═══ Input rows ═══

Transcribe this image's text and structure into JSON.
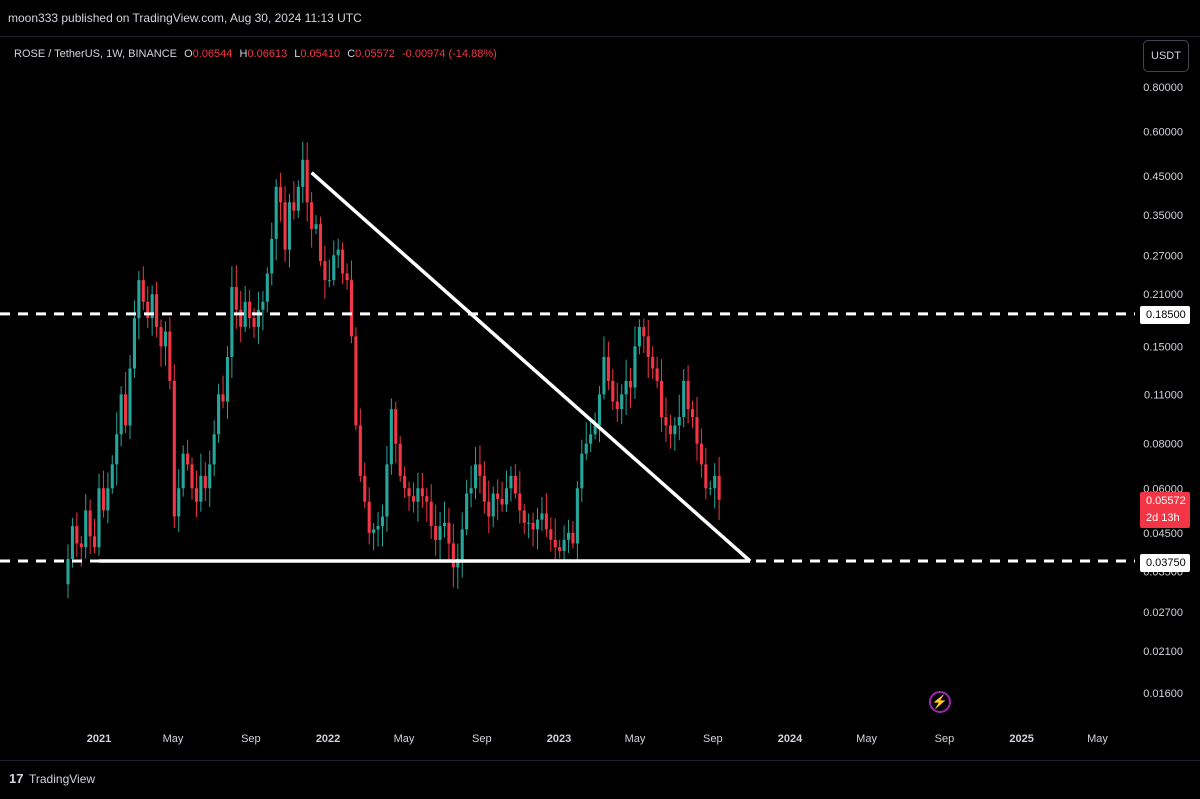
{
  "header": {
    "published_by": "moon333 published on TradingView.com, Aug 30, 2024 11:13 UTC"
  },
  "legend": {
    "symbol": "ROSE / TetherUS, 1W, BINANCE",
    "open_label": "O",
    "open": "0.06544",
    "high_label": "H",
    "high": "0.06613",
    "low_label": "L",
    "low": "0.05410",
    "close_label": "C",
    "close": "0.05572",
    "change": "-0.00974 (-14.88%)"
  },
  "currency_button": "USDT",
  "price_tags": {
    "resistance": "0.18500",
    "support": "0.03750",
    "last_price": "0.05572",
    "countdown": "2d 13h"
  },
  "footer": {
    "brand": "TradingView",
    "logo_icon": "tradingview-logo-icon"
  },
  "colors": {
    "up": "#26a69a",
    "down": "#f23645",
    "background": "#000000",
    "axis_text": "#d1d4dc",
    "lines": "#ffffff",
    "bolt": "#9c27b0"
  },
  "chart_data": {
    "type": "candlestick",
    "scale": "log",
    "y_ticks": [
      "0.80000",
      "0.60000",
      "0.45000",
      "0.35000",
      "0.27000",
      "0.21000",
      "0.15000",
      "0.11000",
      "0.08000",
      "0.06000",
      "0.04500",
      "0.03500",
      "0.02700",
      "0.02100",
      "0.01600"
    ],
    "x_ticks": [
      "2021",
      "May",
      "Sep",
      "2022",
      "May",
      "Sep",
      "2023",
      "May",
      "Sep",
      "2024",
      "May",
      "Sep",
      "2025",
      "May"
    ],
    "horizontal_levels": [
      {
        "price": 0.185,
        "style": "dashed"
      },
      {
        "price": 0.0375,
        "style": "dashed"
      }
    ],
    "trendlines": [
      {
        "from": [
          "2021-12-06",
          0.46
        ],
        "to": [
          "2023-10-30",
          0.0375
        ]
      },
      {
        "from": [
          "2021-01-04",
          0.0375
        ],
        "to": [
          "2023-10-30",
          0.0375
        ]
      }
    ],
    "candles_weekly_close": [
      0.038,
      0.047,
      0.042,
      0.041,
      0.052,
      0.044,
      0.041,
      0.06,
      0.052,
      0.06,
      0.07,
      0.085,
      0.11,
      0.09,
      0.13,
      0.18,
      0.23,
      0.2,
      0.18,
      0.21,
      0.17,
      0.15,
      0.165,
      0.12,
      0.05,
      0.06,
      0.075,
      0.07,
      0.06,
      0.055,
      0.065,
      0.06,
      0.07,
      0.085,
      0.11,
      0.105,
      0.14,
      0.22,
      0.19,
      0.17,
      0.2,
      0.18,
      0.17,
      0.19,
      0.2,
      0.24,
      0.3,
      0.42,
      0.38,
      0.28,
      0.38,
      0.36,
      0.42,
      0.5,
      0.38,
      0.32,
      0.33,
      0.26,
      0.23,
      0.23,
      0.27,
      0.28,
      0.24,
      0.23,
      0.16,
      0.09,
      0.065,
      0.055,
      0.045,
      0.046,
      0.047,
      0.05,
      0.07,
      0.1,
      0.08,
      0.065,
      0.06,
      0.057,
      0.055,
      0.06,
      0.057,
      0.055,
      0.047,
      0.043,
      0.047,
      0.048,
      0.042,
      0.036,
      0.038,
      0.046,
      0.058,
      0.06,
      0.07,
      0.065,
      0.055,
      0.05,
      0.058,
      0.056,
      0.054,
      0.06,
      0.065,
      0.058,
      0.052,
      0.048,
      0.048,
      0.046,
      0.049,
      0.051,
      0.046,
      0.043,
      0.041,
      0.04,
      0.043,
      0.045,
      0.042,
      0.06,
      0.075,
      0.08,
      0.085,
      0.09,
      0.11,
      0.14,
      0.12,
      0.105,
      0.1,
      0.11,
      0.12,
      0.115,
      0.15,
      0.17,
      0.16,
      0.14,
      0.13,
      0.12,
      0.095,
      0.09,
      0.085,
      0.09,
      0.095,
      0.12,
      0.1,
      0.095,
      0.08,
      0.07,
      0.06,
      0.06,
      0.065,
      0.0557
    ]
  }
}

═══

### Your goal
Ignore the images and quote every line of the listing exactly.

### Answer to the problem
Transcribe this image's text and structure into JSON.
{
  "header": {
    "published_by": "moon333 published on TradingView.com, Aug 30, 2024 11:13 UTC"
  },
  "legend": {
    "symbol": "ROSE / TetherUS, 1W, BINANCE",
    "open_label": "O",
    "open": "0.06544",
    "high_label": "H",
    "high": "0.06613",
    "low_label": "L",
    "low": "0.05410",
    "close_label": "C",
    "close": "0.05572",
    "change": "-0.00974 (-14.88%)"
  },
  "currency_button": "USDT",
  "price_tags": {
    "resistance": "0.18500",
    "support": "0.03750",
    "last_price": "0.05572",
    "countdown": "2d 13h"
  },
  "footer": {
    "brand": "TradingView",
    "logo_icon": "tradingview-logo-icon"
  },
  "colors": {
    "up": "#26a69a",
    "down": "#f23645",
    "background": "#000000",
    "axis_text": "#d1d4dc",
    "lines": "#ffffff",
    "bolt": "#9c27b0"
  },
  "chart_data": {
    "type": "candlestick",
    "scale": "log",
    "y_ticks": [
      "0.80000",
      "0.60000",
      "0.45000",
      "0.35000",
      "0.27000",
      "0.21000",
      "0.15000",
      "0.11000",
      "0.08000",
      "0.06000",
      "0.04500",
      "0.03500",
      "0.02700",
      "0.02100",
      "0.01600"
    ],
    "x_ticks": [
      "2021",
      "May",
      "Sep",
      "2022",
      "May",
      "Sep",
      "2023",
      "May",
      "Sep",
      "2024",
      "May",
      "Sep",
      "2025",
      "May"
    ],
    "horizontal_levels": [
      {
        "price": 0.185,
        "style": "dashed"
      },
      {
        "price": 0.0375,
        "style": "dashed"
      }
    ],
    "trendlines": [
      {
        "from": [
          "2021-12-06",
          0.46
        ],
        "to": [
          "2023-10-30",
          0.0375
        ]
      },
      {
        "from": [
          "2021-01-04",
          0.0375
        ],
        "to": [
          "2023-10-30",
          0.0375
        ]
      }
    ],
    "candles_weekly_close": [
      0.038,
      0.047,
      0.042,
      0.041,
      0.052,
      0.044,
      0.041,
      0.06,
      0.052,
      0.06,
      0.07,
      0.085,
      0.11,
      0.09,
      0.13,
      0.18,
      0.23,
      0.2,
      0.18,
      0.21,
      0.17,
      0.15,
      0.165,
      0.12,
      0.05,
      0.06,
      0.075,
      0.07,
      0.06,
      0.055,
      0.065,
      0.06,
      0.07,
      0.085,
      0.11,
      0.105,
      0.14,
      0.22,
      0.19,
      0.17,
      0.2,
      0.18,
      0.17,
      0.19,
      0.2,
      0.24,
      0.3,
      0.42,
      0.38,
      0.28,
      0.38,
      0.36,
      0.42,
      0.5,
      0.38,
      0.32,
      0.33,
      0.26,
      0.23,
      0.23,
      0.27,
      0.28,
      0.24,
      0.23,
      0.16,
      0.09,
      0.065,
      0.055,
      0.045,
      0.046,
      0.047,
      0.05,
      0.07,
      0.1,
      0.08,
      0.065,
      0.06,
      0.057,
      0.055,
      0.06,
      0.057,
      0.055,
      0.047,
      0.043,
      0.047,
      0.048,
      0.042,
      0.036,
      0.038,
      0.046,
      0.058,
      0.06,
      0.07,
      0.065,
      0.055,
      0.05,
      0.058,
      0.056,
      0.054,
      0.06,
      0.065,
      0.058,
      0.052,
      0.048,
      0.048,
      0.046,
      0.049,
      0.051,
      0.046,
      0.043,
      0.041,
      0.04,
      0.043,
      0.045,
      0.042,
      0.06,
      0.075,
      0.08,
      0.085,
      0.09,
      0.11,
      0.14,
      0.12,
      0.105,
      0.1,
      0.11,
      0.12,
      0.115,
      0.15,
      0.17,
      0.16,
      0.14,
      0.13,
      0.12,
      0.095,
      0.09,
      0.085,
      0.09,
      0.095,
      0.12,
      0.1,
      0.095,
      0.08,
      0.07,
      0.06,
      0.06,
      0.065,
      0.0557
    ]
  }
}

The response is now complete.